* **Data lines**
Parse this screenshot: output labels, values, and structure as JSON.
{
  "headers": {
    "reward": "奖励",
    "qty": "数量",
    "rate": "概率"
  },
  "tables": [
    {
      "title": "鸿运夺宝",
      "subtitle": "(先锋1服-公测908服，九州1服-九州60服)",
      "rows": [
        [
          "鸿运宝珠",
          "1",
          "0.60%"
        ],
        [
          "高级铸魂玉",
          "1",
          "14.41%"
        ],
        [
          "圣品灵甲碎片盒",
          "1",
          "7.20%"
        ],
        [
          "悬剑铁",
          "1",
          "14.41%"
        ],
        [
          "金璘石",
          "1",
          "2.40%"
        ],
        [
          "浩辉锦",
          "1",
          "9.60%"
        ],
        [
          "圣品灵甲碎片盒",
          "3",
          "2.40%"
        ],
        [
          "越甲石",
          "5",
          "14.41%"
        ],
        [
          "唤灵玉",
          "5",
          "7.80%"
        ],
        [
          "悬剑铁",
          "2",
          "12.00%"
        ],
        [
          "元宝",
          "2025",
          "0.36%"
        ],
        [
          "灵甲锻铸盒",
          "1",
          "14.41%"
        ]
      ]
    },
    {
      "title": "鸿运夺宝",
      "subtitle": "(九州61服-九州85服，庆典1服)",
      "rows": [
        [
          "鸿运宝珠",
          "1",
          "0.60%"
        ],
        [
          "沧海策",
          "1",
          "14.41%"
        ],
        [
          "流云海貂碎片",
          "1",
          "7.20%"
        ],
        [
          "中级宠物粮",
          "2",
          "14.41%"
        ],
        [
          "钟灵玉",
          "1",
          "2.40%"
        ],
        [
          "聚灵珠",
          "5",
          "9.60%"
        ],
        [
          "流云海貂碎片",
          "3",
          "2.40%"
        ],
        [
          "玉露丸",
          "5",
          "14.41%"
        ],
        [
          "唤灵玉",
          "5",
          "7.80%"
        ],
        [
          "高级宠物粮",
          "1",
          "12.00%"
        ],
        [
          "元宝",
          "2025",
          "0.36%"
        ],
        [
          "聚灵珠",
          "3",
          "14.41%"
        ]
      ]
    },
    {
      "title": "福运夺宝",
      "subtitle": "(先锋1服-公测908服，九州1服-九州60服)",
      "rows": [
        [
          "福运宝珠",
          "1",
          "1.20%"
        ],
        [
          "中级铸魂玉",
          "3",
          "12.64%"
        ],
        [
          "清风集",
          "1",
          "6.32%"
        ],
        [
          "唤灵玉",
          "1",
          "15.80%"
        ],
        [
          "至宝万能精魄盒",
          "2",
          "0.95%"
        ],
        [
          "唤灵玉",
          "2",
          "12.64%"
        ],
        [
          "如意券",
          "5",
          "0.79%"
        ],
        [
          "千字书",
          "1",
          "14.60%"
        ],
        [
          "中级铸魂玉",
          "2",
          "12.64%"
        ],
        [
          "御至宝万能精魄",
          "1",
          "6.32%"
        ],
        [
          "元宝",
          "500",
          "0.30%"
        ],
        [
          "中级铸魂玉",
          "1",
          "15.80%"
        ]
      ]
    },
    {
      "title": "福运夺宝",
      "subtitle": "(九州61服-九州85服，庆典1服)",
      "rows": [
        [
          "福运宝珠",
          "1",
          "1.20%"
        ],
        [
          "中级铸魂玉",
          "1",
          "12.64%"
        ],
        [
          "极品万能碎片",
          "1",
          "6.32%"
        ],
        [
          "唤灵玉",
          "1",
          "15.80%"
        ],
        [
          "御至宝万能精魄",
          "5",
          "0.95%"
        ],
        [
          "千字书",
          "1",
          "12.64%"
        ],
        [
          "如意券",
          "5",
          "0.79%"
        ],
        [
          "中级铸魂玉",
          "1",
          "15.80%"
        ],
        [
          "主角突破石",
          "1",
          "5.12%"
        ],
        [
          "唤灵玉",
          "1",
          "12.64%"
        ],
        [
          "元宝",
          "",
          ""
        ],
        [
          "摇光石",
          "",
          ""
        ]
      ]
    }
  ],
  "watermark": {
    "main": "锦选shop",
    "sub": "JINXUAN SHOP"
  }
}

* **Instructions for the task**
Copy every line of the material, please, keeping it exactly the same.

* **Full answer**
Parse this screenshot: output labels, values, and structure as JSON.
{
  "headers": {
    "reward": "奖励",
    "qty": "数量",
    "rate": "概率"
  },
  "tables": [
    {
      "title": "鸿运夺宝",
      "subtitle": "(先锋1服-公测908服，九州1服-九州60服)",
      "rows": [
        [
          "鸿运宝珠",
          "1",
          "0.60%"
        ],
        [
          "高级铸魂玉",
          "1",
          "14.41%"
        ],
        [
          "圣品灵甲碎片盒",
          "1",
          "7.20%"
        ],
        [
          "悬剑铁",
          "1",
          "14.41%"
        ],
        [
          "金璘石",
          "1",
          "2.40%"
        ],
        [
          "浩辉锦",
          "1",
          "9.60%"
        ],
        [
          "圣品灵甲碎片盒",
          "3",
          "2.40%"
        ],
        [
          "越甲石",
          "5",
          "14.41%"
        ],
        [
          "唤灵玉",
          "5",
          "7.80%"
        ],
        [
          "悬剑铁",
          "2",
          "12.00%"
        ],
        [
          "元宝",
          "2025",
          "0.36%"
        ],
        [
          "灵甲锻铸盒",
          "1",
          "14.41%"
        ]
      ]
    },
    {
      "title": "鸿运夺宝",
      "subtitle": "(九州61服-九州85服，庆典1服)",
      "rows": [
        [
          "鸿运宝珠",
          "1",
          "0.60%"
        ],
        [
          "沧海策",
          "1",
          "14.41%"
        ],
        [
          "流云海貂碎片",
          "1",
          "7.20%"
        ],
        [
          "中级宠物粮",
          "2",
          "14.41%"
        ],
        [
          "钟灵玉",
          "1",
          "2.40%"
        ],
        [
          "聚灵珠",
          "5",
          "9.60%"
        ],
        [
          "流云海貂碎片",
          "3",
          "2.40%"
        ],
        [
          "玉露丸",
          "5",
          "14.41%"
        ],
        [
          "唤灵玉",
          "5",
          "7.80%"
        ],
        [
          "高级宠物粮",
          "1",
          "12.00%"
        ],
        [
          "元宝",
          "2025",
          "0.36%"
        ],
        [
          "聚灵珠",
          "3",
          "14.41%"
        ]
      ]
    },
    {
      "title": "福运夺宝",
      "subtitle": "(先锋1服-公测908服，九州1服-九州60服)",
      "rows": [
        [
          "福运宝珠",
          "1",
          "1.20%"
        ],
        [
          "中级铸魂玉",
          "3",
          "12.64%"
        ],
        [
          "清风集",
          "1",
          "6.32%"
        ],
        [
          "唤灵玉",
          "1",
          "15.80%"
        ],
        [
          "至宝万能精魄盒",
          "2",
          "0.95%"
        ],
        [
          "唤灵玉",
          "2",
          "12.64%"
        ],
        [
          "如意券",
          "5",
          "0.79%"
        ],
        [
          "千字书",
          "1",
          "14.60%"
        ],
        [
          "中级铸魂玉",
          "2",
          "12.64%"
        ],
        [
          "御至宝万能精魄",
          "1",
          "6.32%"
        ],
        [
          "元宝",
          "500",
          "0.30%"
        ],
        [
          "中级铸魂玉",
          "1",
          "15.80%"
        ]
      ]
    },
    {
      "title": "福运夺宝",
      "subtitle": "(九州61服-九州85服，庆典1服)",
      "rows": [
        [
          "福运宝珠",
          "1",
          "1.20%"
        ],
        [
          "中级铸魂玉",
          "1",
          "12.64%"
        ],
        [
          "极品万能碎片",
          "1",
          "6.32%"
        ],
        [
          "唤灵玉",
          "1",
          "15.80%"
        ],
        [
          "御至宝万能精魄",
          "5",
          "0.95%"
        ],
        [
          "千字书",
          "1",
          "12.64%"
        ],
        [
          "如意券",
          "5",
          "0.79%"
        ],
        [
          "中级铸魂玉",
          "1",
          "15.80%"
        ],
        [
          "主角突破石",
          "1",
          "5.12%"
        ],
        [
          "唤灵玉",
          "1",
          "12.64%"
        ],
        [
          "元宝",
          "",
          ""
        ],
        [
          "摇光石",
          "",
          ""
        ]
      ]
    }
  ],
  "watermark": {
    "main": "锦选shop",
    "sub": "JINXUAN SHOP"
  }
}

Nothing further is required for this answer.